● Set task: Repeat the listing in full, word for word.

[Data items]
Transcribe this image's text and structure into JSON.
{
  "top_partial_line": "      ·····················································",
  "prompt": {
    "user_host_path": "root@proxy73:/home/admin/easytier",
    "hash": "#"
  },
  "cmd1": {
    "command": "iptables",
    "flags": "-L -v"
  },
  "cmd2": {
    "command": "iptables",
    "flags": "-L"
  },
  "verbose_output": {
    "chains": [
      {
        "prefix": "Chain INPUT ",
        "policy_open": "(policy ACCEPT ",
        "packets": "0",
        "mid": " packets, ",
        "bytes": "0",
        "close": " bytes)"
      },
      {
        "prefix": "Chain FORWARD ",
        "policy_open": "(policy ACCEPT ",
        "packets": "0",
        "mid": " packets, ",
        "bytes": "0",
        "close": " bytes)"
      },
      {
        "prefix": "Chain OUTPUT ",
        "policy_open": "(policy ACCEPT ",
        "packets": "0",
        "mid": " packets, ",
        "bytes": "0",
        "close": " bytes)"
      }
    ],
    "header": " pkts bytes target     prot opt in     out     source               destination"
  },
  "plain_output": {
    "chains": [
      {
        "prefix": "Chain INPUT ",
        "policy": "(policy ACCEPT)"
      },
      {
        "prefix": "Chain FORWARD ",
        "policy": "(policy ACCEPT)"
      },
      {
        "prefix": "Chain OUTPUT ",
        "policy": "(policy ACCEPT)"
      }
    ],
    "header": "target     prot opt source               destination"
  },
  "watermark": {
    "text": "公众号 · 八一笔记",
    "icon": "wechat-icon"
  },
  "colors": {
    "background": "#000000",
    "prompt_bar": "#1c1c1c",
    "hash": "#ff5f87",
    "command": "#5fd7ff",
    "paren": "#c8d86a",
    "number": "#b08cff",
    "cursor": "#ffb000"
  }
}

● Expected answer:
Transcribe this image's text and structure into JSON.
{
  "top_partial_line": "      ·····················································",
  "prompt": {
    "user_host_path": "root@proxy73:/home/admin/easytier",
    "hash": "#"
  },
  "cmd1": {
    "command": "iptables",
    "flags": "-L -v"
  },
  "cmd2": {
    "command": "iptables",
    "flags": "-L"
  },
  "verbose_output": {
    "chains": [
      {
        "prefix": "Chain INPUT ",
        "policy_open": "(policy ACCEPT ",
        "packets": "0",
        "mid": " packets, ",
        "bytes": "0",
        "close": " bytes)"
      },
      {
        "prefix": "Chain FORWARD ",
        "policy_open": "(policy ACCEPT ",
        "packets": "0",
        "mid": " packets, ",
        "bytes": "0",
        "close": " bytes)"
      },
      {
        "prefix": "Chain OUTPUT ",
        "policy_open": "(policy ACCEPT ",
        "packets": "0",
        "mid": " packets, ",
        "bytes": "0",
        "close": " bytes)"
      }
    ],
    "header": " pkts bytes target     prot opt in     out     source               destination"
  },
  "plain_output": {
    "chains": [
      {
        "prefix": "Chain INPUT ",
        "policy": "(policy ACCEPT)"
      },
      {
        "prefix": "Chain FORWARD ",
        "policy": "(policy ACCEPT)"
      },
      {
        "prefix": "Chain OUTPUT ",
        "policy": "(policy ACCEPT)"
      }
    ],
    "header": "target     prot opt source               destination"
  },
  "watermark": {
    "text": "公众号 · 八一笔记",
    "icon": "wechat-icon"
  },
  "colors": {
    "background": "#000000",
    "prompt_bar": "#1c1c1c",
    "hash": "#ff5f87",
    "command": "#5fd7ff",
    "paren": "#c8d86a",
    "number": "#b08cff",
    "cursor": "#ffb000"
  }
}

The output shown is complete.